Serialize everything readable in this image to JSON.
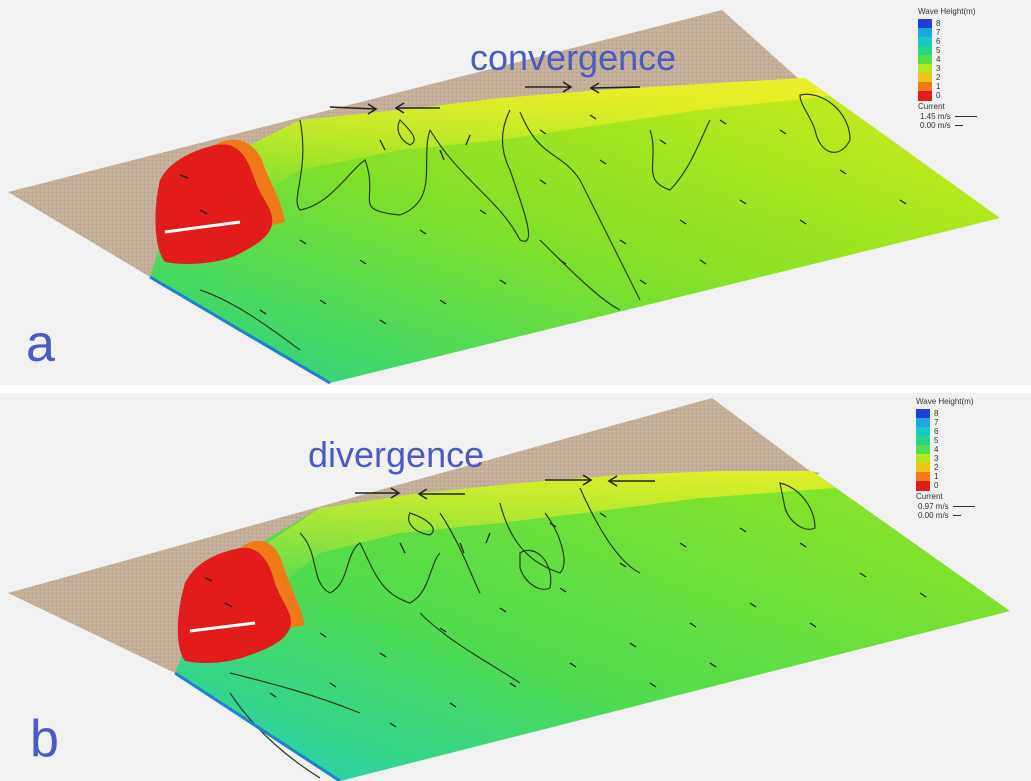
{
  "panels": [
    {
      "label": "a",
      "annotation": "convergence",
      "legend": {
        "title": "Wave Height(m)",
        "levels": [
          "8",
          "7",
          "6",
          "5",
          "4",
          "3",
          "2",
          "1",
          "0"
        ],
        "level_colors": [
          "#1f3fd6",
          "#1aa7e0",
          "#17c9c2",
          "#22d68c",
          "#55de47",
          "#b3e81f",
          "#f0c417",
          "#f07a18",
          "#e21b1b"
        ],
        "current_label": "Current",
        "current_max": "1.45 m/s",
        "current_min": "0.00 m/s"
      }
    },
    {
      "label": "b",
      "annotation": "divergence",
      "legend": {
        "title": "Wave Height(m)",
        "levels": [
          "8",
          "7",
          "6",
          "5",
          "4",
          "3",
          "2",
          "1",
          "0"
        ],
        "level_colors": [
          "#1f3fd6",
          "#1aa7e0",
          "#17c9c2",
          "#22d68c",
          "#55de47",
          "#b3e81f",
          "#f0c417",
          "#f07a18",
          "#e21b1b"
        ],
        "current_label": "Current",
        "current_max": "0.97 m/s",
        "current_min": "0.00 m/s"
      }
    }
  ],
  "colors": {
    "land": "#c4b09a",
    "annotation_text": "#4a5bc2",
    "high_wave": "#e21b1b"
  }
}
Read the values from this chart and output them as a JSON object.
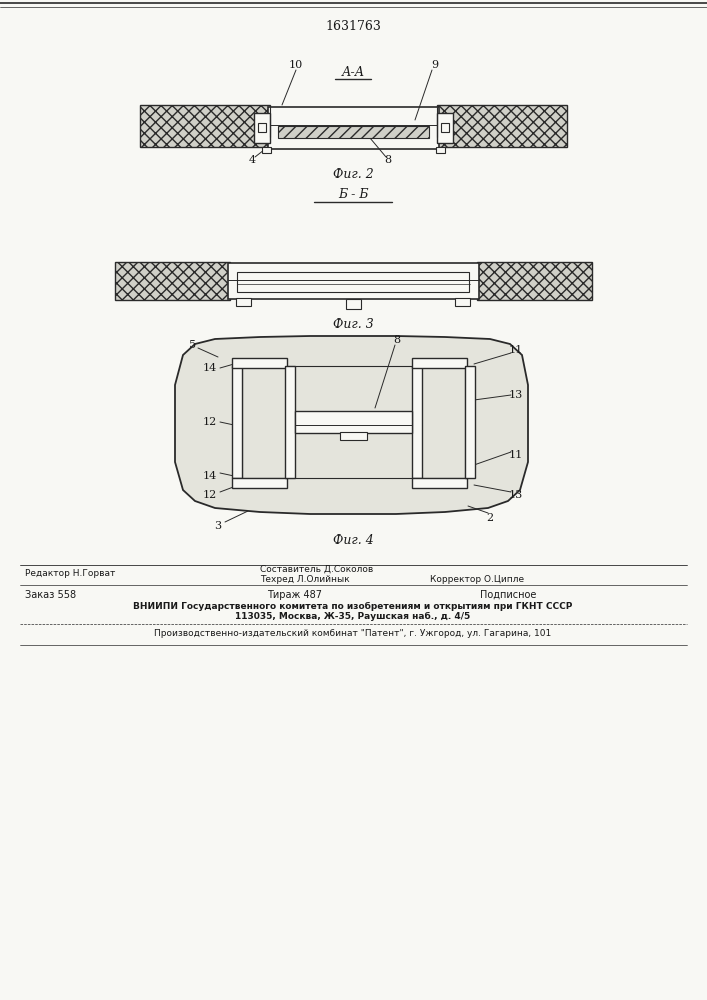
{
  "title": "1631763",
  "title_fontsize": 9,
  "bg_color": "#f8f8f4",
  "fig2_label": "Фиг. 2",
  "fig3_label": "Фиг. 3",
  "fig4_label": "Фиг. 4",
  "section_aa": "А-А",
  "section_bb": "Б - Б",
  "footer_line1": "Редактор Н.Горват",
  "footer_col1": "Составитель Д.Соколов",
  "footer_col2": "Техред Л.Олийнык",
  "footer_col3": "Корректор О.Ципле",
  "footer_order": "Заказ 558",
  "footer_tirazh": "Тираж 487",
  "footer_podp": "Подписное",
  "footer_vnipi1": "ВНИИПИ Государственного комитета по изобретениям и открытиям при ГКНТ СССР",
  "footer_vnipi2": "113035, Москва, Ж-35, Раушская наб., д. 4/5",
  "footer_prod": "Производственно-издательский комбинат \"Патент\", г. Ужгород, ул. Гагарина, 101",
  "text_color": "#1a1a1a",
  "line_color": "#2a2a2a",
  "hatch_fc": "#d0d0c8",
  "body_fc": "#f8f8f4"
}
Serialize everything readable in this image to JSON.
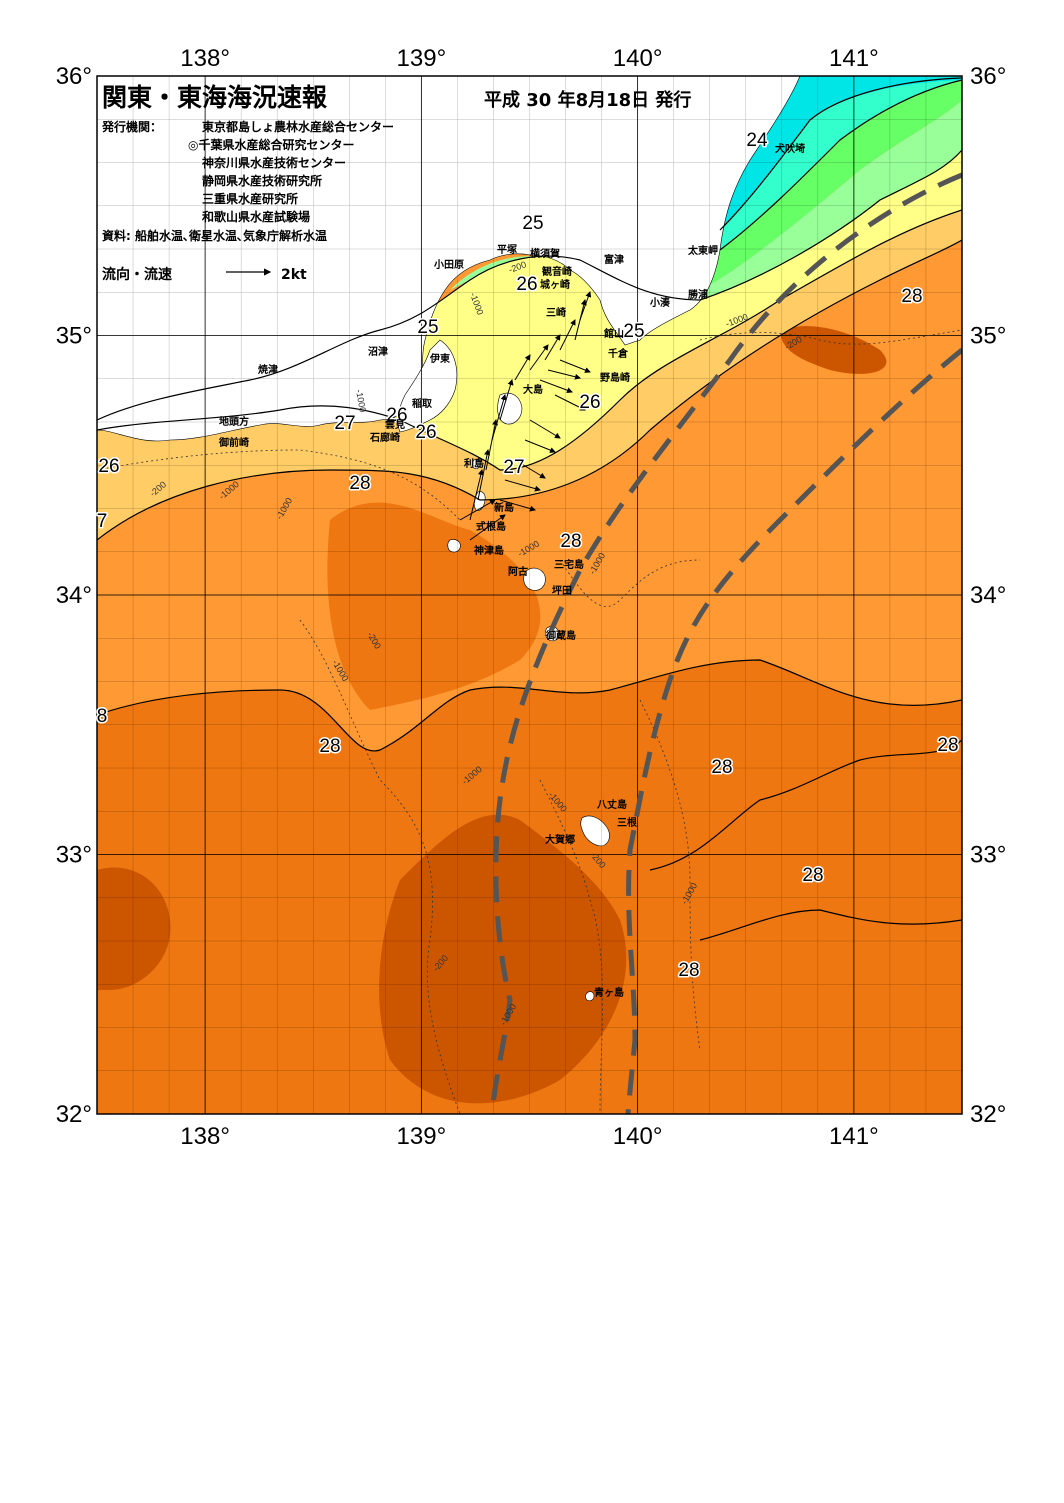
{
  "title": "関東・東海海況速報",
  "issue_date": "平成 30 年8月18日 発行",
  "publisher_label": "発行機関：",
  "publishers": [
    "東京都島しょ農林水産総合センター",
    "◎千葉県水産総合研究センター",
    "神奈川県水産技術センター",
    "静岡県水産技術研究所",
    "三重県水産研究所",
    "和歌山県水産試験場"
  ],
  "source": "資料: 船舶水温､衛星水温､気象庁解析水温",
  "legend": {
    "label": "流向・流速",
    "arrow_value": "2kt"
  },
  "axes": {
    "lon_labels": [
      "138°",
      "139°",
      "140°",
      "141°"
    ],
    "lat_labels": [
      "36°",
      "35°",
      "34°",
      "33°",
      "32°"
    ]
  },
  "colors": {
    "t_lt22": "#00e6e6",
    "t_22_24": "#33ffcc",
    "t_24_25": "#66ff66",
    "t_25_26": "#99ff99",
    "t_26_27": "#ffff88",
    "t_27_28": "#ffcc66",
    "t_28_29": "#ff9933",
    "t_29_30": "#ee7711",
    "t_30_plus": "#cc5500",
    "land": "#ffffff",
    "kuroshio_axis": "#555555"
  },
  "isotherm_labels": [
    {
      "text": "24"
    },
    {
      "text": "25"
    },
    {
      "text": "26"
    },
    {
      "text": "25"
    },
    {
      "text": "25"
    },
    {
      "text": "27"
    },
    {
      "text": "26"
    },
    {
      "text": "26"
    },
    {
      "text": "26"
    },
    {
      "text": "26"
    },
    {
      "text": "27"
    },
    {
      "text": "28"
    },
    {
      "text": "28"
    },
    {
      "text": "28"
    },
    {
      "text": "28"
    },
    {
      "text": "28"
    },
    {
      "text": "28"
    },
    {
      "text": "28"
    },
    {
      "text": "28"
    },
    {
      "text": "7"
    },
    {
      "text": "8"
    }
  ],
  "depth_labels": [
    "-1000",
    "-200",
    "-1000",
    "-200",
    "-1000",
    "-200",
    "-1000",
    "-1000",
    "-1000",
    "-200",
    "-1000",
    "-1000",
    "-1000",
    "-200",
    "-1000",
    "-200",
    "-1000",
    "-1000"
  ],
  "places": [
    "犬吠埼",
    "太東岬",
    "勝浦",
    "小湊",
    "富津",
    "横須賀",
    "平塚",
    "観音崎",
    "城ヶ崎",
    "三崎",
    "小田原",
    "館山",
    "千倉",
    "野島崎",
    "沼津",
    "伊東",
    "大島",
    "稲取",
    "雲見",
    "石廊崎",
    "焼津",
    "地頭方",
    "御前崎",
    "利島",
    "新島",
    "式根島",
    "神津島",
    "三宅島",
    "阿古",
    "坪田",
    "御蔵島",
    "八丈島",
    "三根",
    "大賀郷",
    "青ヶ島"
  ]
}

───

*Problem to work on:* Leave out the pictures and restate everything else word for word.

*Output of the task:*
Serialize everything readable in this image to JSON.
{
  "panels": [
    {
      "label": "a",
      "annotation": "convergence",
      "legend": {
        "title": "Wave Height(m)",
        "levels": [
          "8",
          "7",
          "6",
          "5",
          "4",
          "3",
          "2",
          "1",
          "0"
        ],
        "level_colors": [
          "#1f3fd6",
          "#1aa7e0",
          "#17c9c2",
          "#22d68c",
          "#55de47",
          "#b3e81f",
          "#f0c417",
          "#f07a18",
          "#e21b1b"
        ],
        "current_label": "Current",
        "current_max": "1.45 m/s",
        "current_min": "0.00 m/s"
      }
    },
    {
      "label": "b",
      "annotation": "divergence",
      "legend": {
        "title": "Wave Height(m)",
        "levels": [
          "8",
          "7",
          "6",
          "5",
          "4",
          "3",
          "2",
          "1",
          "0"
        ],
        "level_colors": [
          "#1f3fd6",
          "#1aa7e0",
          "#17c9c2",
          "#22d68c",
          "#55de47",
          "#b3e81f",
          "#f0c417",
          "#f07a18",
          "#e21b1b"
        ],
        "current_label": "Current",
        "current_max": "0.97 m/s",
        "current_min": "0.00 m/s"
      }
    }
  ],
  "colors": {
    "land": "#c4b09a",
    "annotation_text": "#4a5bc2",
    "high_wave": "#e21b1b"
  }
}
Read the values from this chart and output them as a JSON object.
{
  "title": "1631763",
  "title_fontsize": 9,
  "bg_color": "#f8f8f4",
  "fig2_label": "Фиг. 2",
  "fig3_label": "Фиг. 3",
  "fig4_label": "Фиг. 4",
  "section_aa": "А-А",
  "section_bb": "Б - Б",
  "footer_line1": "Редактор Н.Горват",
  "footer_col1": "Составитель Д.Соколов",
  "footer_col2": "Техред Л.Олийнык",
  "footer_col3": "Корректор О.Ципле",
  "footer_order": "Заказ 558",
  "footer_tirazh": "Тираж 487",
  "footer_podp": "Подписное",
  "footer_vnipi1": "ВНИИПИ Государственного комитета по изобретениям и открытиям при ГКНТ СССР",
  "footer_vnipi2": "113035, Москва, Ж-35, Раушская наб., д. 4/5",
  "footer_prod": "Производственно-издательский комбинат \"Патент\", г. Ужгород, ул. Гагарина, 101",
  "text_color": "#1a1a1a",
  "line_color": "#2a2a2a",
  "hatch_fc": "#d0d0c8",
  "body_fc": "#f8f8f4"
}
Serialize everything readable in this image to JSON.
{
  "title": "関東・東海海況速報",
  "issue_date": "平成 30 年8月18日 発行",
  "publisher_label": "発行機関：",
  "publishers": [
    "東京都島しょ農林水産総合センター",
    "◎千葉県水産総合研究センター",
    "神奈川県水産技術センター",
    "静岡県水産技術研究所",
    "三重県水産研究所",
    "和歌山県水産試験場"
  ],
  "source": "資料: 船舶水温､衛星水温､気象庁解析水温",
  "legend": {
    "label": "流向・流速",
    "arrow_value": "2kt"
  },
  "axes": {
    "lon_labels": [
      "138°",
      "139°",
      "140°",
      "141°"
    ],
    "lat_labels": [
      "36°",
      "35°",
      "34°",
      "33°",
      "32°"
    ]
  },
  "colors": {
    "t_lt22": "#00e6e6",
    "t_22_24": "#33ffcc",
    "t_24_25": "#66ff66",
    "t_25_26": "#99ff99",
    "t_26_27": "#ffff88",
    "t_27_28": "#ffcc66",
    "t_28_29": "#ff9933",
    "t_29_30": "#ee7711",
    "t_30_plus": "#cc5500",
    "land": "#ffffff",
    "kuroshio_axis": "#555555"
  },
  "isotherm_labels": [
    {
      "text": "24"
    },
    {
      "text": "25"
    },
    {
      "text": "26"
    },
    {
      "text": "25"
    },
    {
      "text": "25"
    },
    {
      "text": "27"
    },
    {
      "text": "26"
    },
    {
      "text": "26"
    },
    {
      "text": "26"
    },
    {
      "text": "26"
    },
    {
      "text": "27"
    },
    {
      "text": "28"
    },
    {
      "text": "28"
    },
    {
      "text": "28"
    },
    {
      "text": "28"
    },
    {
      "text": "28"
    },
    {
      "text": "28"
    },
    {
      "text": "28"
    },
    {
      "text": "28"
    },
    {
      "text": "7"
    },
    {
      "text": "8"
    }
  ],
  "depth_labels": [
    "-1000",
    "-200",
    "-1000",
    "-200",
    "-1000",
    "-200",
    "-1000",
    "-1000",
    "-1000",
    "-200",
    "-1000",
    "-1000",
    "-1000",
    "-200",
    "-1000",
    "-200",
    "-1000",
    "-1000"
  ],
  "places": [
    "犬吠埼",
    "太東岬",
    "勝浦",
    "小湊",
    "富津",
    "横須賀",
    "平塚",
    "観音崎",
    "城ヶ崎",
    "三崎",
    "小田原",
    "館山",
    "千倉",
    "野島崎",
    "沼津",
    "伊東",
    "大島",
    "稲取",
    "雲見",
    "石廊崎",
    "焼津",
    "地頭方",
    "御前崎",
    "利島",
    "新島",
    "式根島",
    "神津島",
    "三宅島",
    "阿古",
    "坪田",
    "御蔵島",
    "八丈島",
    "三根",
    "大賀郷",
    "青ヶ島"
  ]
}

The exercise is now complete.